▶ _EXERCISE GOAL_
Copy down every line where the string "text" shows up.

▶ _Figure collection entries_
══════════════════════════════

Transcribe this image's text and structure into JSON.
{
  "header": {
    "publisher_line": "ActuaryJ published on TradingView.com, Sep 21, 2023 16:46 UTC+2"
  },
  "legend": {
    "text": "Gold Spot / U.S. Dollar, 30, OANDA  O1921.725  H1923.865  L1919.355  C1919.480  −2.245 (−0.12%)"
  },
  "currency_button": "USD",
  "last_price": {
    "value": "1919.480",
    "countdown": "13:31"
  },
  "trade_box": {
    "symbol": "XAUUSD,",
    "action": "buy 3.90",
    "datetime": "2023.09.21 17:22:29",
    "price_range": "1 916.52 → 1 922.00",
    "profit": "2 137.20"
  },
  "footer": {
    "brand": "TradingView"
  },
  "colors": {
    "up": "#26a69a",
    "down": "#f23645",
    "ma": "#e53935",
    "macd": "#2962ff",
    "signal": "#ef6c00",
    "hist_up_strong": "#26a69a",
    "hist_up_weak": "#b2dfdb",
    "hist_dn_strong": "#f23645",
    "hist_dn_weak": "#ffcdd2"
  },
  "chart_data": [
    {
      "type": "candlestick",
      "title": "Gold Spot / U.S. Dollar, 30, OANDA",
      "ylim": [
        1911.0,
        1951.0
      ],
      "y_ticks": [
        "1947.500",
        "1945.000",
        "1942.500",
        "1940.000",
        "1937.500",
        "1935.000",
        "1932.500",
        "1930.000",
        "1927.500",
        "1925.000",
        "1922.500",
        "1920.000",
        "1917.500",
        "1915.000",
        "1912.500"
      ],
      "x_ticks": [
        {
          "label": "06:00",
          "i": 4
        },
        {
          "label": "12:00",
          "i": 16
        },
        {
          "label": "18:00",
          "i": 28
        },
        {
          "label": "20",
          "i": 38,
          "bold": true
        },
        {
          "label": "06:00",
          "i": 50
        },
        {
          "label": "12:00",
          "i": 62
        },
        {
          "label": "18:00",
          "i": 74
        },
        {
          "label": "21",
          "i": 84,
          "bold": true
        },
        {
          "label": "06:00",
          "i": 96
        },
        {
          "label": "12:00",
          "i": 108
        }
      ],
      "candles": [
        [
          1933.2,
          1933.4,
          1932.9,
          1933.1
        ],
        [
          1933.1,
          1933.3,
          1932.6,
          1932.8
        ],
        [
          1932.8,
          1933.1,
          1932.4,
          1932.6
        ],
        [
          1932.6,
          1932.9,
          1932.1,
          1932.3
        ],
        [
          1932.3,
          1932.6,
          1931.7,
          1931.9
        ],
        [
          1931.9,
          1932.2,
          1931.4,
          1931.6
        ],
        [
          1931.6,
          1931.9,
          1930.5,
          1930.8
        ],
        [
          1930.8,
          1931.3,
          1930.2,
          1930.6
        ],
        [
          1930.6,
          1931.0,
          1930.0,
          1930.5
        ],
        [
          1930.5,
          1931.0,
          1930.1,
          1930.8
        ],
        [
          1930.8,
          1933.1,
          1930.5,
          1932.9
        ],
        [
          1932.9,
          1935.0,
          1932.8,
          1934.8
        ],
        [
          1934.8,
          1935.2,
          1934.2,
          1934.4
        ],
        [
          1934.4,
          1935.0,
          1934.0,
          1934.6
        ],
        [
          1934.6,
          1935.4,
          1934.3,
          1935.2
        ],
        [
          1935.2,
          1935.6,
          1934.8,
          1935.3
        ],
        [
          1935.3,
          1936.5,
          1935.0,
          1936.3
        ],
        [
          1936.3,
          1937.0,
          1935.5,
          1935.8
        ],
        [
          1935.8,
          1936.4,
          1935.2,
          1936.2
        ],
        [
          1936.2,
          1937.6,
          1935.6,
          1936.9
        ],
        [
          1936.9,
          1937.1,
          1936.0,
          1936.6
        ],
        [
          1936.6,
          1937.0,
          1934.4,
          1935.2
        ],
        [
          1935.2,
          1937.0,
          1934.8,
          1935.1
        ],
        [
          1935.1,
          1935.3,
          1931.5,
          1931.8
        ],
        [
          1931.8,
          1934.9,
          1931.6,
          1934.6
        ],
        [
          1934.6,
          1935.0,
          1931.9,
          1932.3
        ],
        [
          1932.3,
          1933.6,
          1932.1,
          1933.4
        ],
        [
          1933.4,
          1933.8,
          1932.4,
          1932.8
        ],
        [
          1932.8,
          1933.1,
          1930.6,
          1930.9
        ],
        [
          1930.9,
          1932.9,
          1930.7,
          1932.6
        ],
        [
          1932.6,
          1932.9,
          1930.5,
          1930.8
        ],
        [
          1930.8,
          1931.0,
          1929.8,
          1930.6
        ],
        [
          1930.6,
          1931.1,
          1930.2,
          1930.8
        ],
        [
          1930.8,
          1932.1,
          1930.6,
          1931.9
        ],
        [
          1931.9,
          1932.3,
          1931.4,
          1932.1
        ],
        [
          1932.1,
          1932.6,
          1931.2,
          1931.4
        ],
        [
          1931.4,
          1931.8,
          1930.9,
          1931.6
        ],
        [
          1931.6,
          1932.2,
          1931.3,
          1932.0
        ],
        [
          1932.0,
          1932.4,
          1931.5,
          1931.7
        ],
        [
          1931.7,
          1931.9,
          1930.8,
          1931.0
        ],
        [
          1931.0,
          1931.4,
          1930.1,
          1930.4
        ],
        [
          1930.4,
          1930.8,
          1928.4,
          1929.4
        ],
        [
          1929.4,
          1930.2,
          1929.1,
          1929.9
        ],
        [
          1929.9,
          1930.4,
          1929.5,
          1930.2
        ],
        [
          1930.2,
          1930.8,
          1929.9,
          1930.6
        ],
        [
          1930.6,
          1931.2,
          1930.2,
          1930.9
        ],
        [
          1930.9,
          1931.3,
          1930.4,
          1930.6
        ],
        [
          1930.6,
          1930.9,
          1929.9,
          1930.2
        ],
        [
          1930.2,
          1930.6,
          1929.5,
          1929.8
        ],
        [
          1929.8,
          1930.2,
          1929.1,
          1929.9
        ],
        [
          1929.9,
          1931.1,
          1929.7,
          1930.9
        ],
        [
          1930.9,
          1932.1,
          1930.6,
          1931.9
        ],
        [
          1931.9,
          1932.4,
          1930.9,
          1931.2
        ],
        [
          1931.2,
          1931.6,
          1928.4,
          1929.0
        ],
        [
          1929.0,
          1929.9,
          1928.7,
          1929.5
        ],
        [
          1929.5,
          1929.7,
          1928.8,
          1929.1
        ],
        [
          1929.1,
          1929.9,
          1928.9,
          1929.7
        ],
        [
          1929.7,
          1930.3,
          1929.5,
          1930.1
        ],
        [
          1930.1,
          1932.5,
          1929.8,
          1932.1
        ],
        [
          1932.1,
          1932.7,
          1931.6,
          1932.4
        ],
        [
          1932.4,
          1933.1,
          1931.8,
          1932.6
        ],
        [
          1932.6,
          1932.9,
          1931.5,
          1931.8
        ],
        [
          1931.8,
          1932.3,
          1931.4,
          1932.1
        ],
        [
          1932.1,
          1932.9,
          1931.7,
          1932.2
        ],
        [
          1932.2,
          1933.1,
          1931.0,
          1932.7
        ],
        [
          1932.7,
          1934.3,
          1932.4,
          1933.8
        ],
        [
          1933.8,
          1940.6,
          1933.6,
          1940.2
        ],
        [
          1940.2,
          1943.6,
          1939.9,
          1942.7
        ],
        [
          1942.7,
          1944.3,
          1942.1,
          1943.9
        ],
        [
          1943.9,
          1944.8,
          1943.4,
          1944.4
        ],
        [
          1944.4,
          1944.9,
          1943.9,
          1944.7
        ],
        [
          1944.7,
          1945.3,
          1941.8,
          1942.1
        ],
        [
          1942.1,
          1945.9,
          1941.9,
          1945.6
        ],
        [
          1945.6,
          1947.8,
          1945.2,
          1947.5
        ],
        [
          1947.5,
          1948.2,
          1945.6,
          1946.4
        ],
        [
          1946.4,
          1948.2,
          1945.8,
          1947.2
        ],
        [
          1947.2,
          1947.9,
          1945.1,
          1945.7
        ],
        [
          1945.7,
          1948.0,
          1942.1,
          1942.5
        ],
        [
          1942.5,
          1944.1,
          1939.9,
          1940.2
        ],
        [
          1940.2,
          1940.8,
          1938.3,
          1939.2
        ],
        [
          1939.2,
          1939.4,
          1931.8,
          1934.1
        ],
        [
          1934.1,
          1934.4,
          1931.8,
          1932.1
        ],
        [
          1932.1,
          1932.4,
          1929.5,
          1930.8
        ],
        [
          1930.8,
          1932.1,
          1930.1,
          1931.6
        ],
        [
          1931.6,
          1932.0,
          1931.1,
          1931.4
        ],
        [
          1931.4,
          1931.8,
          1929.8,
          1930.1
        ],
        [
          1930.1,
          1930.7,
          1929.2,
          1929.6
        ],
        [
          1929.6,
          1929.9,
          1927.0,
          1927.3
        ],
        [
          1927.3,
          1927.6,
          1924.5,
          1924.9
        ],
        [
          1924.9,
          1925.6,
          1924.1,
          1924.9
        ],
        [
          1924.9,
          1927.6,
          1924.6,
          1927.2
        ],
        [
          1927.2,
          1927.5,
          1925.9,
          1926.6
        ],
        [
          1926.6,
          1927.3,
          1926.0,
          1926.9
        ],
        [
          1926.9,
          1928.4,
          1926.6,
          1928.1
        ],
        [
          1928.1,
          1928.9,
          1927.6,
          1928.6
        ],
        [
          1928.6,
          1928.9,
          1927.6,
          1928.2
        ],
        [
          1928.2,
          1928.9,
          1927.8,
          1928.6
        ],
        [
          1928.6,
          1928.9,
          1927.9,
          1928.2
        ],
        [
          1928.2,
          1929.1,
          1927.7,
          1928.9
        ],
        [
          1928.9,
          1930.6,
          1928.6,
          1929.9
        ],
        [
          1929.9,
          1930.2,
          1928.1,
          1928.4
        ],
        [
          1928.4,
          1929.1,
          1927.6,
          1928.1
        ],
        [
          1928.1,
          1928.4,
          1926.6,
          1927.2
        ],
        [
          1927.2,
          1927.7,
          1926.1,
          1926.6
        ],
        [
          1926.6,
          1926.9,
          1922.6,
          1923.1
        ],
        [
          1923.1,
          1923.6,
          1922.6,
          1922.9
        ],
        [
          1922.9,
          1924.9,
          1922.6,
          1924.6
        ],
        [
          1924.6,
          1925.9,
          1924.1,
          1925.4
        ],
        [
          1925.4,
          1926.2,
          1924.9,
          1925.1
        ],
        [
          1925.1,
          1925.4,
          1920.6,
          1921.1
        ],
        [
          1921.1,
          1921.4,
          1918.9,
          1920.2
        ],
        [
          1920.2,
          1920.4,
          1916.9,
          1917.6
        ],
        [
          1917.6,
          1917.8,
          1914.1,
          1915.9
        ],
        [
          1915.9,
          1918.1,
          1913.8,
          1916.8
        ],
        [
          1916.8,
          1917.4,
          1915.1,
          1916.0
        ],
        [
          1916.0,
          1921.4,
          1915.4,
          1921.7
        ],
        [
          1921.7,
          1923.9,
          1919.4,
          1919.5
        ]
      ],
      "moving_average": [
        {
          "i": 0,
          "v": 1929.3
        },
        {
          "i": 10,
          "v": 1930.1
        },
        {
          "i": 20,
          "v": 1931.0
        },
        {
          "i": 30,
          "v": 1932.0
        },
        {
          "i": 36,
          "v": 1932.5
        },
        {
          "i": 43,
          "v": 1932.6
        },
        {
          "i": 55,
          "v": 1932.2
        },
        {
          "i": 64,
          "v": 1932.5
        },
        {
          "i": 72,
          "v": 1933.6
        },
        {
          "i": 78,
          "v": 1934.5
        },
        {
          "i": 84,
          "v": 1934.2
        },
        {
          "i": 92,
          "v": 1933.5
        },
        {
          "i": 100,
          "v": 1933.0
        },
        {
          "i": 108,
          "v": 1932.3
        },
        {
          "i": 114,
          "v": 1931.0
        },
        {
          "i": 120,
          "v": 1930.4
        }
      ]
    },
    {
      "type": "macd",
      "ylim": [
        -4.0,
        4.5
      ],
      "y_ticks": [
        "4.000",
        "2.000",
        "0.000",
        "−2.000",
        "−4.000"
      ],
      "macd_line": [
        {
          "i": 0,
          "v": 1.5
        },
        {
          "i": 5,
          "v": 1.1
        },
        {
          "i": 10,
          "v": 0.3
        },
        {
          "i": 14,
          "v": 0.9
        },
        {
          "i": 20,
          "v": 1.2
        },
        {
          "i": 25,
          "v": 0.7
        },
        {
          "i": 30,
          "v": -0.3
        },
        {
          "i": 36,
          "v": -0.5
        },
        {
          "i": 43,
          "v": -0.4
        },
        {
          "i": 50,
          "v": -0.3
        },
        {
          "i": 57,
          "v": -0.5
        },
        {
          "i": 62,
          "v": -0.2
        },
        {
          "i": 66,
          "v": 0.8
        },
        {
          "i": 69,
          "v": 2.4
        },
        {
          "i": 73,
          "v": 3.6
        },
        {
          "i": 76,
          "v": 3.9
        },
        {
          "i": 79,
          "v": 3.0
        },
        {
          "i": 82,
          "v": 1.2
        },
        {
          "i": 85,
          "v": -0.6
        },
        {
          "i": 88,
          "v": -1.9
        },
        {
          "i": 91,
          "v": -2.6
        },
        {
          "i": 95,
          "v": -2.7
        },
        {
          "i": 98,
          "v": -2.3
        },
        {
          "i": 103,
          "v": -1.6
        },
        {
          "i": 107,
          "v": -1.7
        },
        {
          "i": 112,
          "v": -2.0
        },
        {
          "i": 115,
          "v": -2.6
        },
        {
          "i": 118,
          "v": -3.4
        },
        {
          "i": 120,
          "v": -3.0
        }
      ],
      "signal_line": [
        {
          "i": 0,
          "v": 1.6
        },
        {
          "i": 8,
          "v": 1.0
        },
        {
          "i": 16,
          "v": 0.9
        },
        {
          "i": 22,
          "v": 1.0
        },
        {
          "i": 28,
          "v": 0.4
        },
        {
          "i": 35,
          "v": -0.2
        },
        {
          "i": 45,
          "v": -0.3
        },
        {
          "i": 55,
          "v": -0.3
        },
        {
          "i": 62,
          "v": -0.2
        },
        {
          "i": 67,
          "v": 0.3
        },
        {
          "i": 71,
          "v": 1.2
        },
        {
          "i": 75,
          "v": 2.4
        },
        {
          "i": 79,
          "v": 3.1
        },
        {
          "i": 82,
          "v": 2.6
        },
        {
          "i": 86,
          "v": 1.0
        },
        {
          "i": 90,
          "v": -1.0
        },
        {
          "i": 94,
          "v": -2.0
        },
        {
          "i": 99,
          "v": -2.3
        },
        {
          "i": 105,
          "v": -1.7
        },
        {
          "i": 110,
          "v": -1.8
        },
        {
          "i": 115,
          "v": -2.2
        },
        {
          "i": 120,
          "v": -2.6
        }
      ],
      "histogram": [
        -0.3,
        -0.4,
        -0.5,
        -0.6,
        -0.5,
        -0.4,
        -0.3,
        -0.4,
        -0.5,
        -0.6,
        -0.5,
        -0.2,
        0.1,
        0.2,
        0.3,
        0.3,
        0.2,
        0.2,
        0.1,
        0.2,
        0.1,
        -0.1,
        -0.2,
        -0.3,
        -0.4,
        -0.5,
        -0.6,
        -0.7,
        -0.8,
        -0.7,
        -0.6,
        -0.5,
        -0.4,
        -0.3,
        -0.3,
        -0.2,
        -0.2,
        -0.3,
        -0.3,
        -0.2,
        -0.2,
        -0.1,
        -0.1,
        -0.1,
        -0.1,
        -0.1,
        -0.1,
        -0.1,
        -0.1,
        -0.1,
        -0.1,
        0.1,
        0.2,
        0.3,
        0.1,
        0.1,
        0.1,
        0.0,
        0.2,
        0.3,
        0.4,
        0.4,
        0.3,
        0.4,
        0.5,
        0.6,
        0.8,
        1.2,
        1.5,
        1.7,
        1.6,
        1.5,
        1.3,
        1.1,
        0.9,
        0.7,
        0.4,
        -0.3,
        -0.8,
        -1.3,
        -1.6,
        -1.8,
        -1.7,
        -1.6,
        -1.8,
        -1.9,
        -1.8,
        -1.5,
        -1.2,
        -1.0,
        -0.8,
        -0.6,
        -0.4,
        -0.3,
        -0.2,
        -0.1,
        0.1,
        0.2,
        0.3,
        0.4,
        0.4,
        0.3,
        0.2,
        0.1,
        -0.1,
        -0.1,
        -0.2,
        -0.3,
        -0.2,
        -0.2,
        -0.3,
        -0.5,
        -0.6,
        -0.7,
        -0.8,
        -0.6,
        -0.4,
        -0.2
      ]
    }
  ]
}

══════════════════════════════

▶ _THE OUTPUT_
Transcribe this image's text and structure into JSON.
    "text": "Gold Spot / U.S. Dollar, 30, OANDA  O1921.725  H1923.865  L1919.355  C1919.480  −2.245 (−0.12%)"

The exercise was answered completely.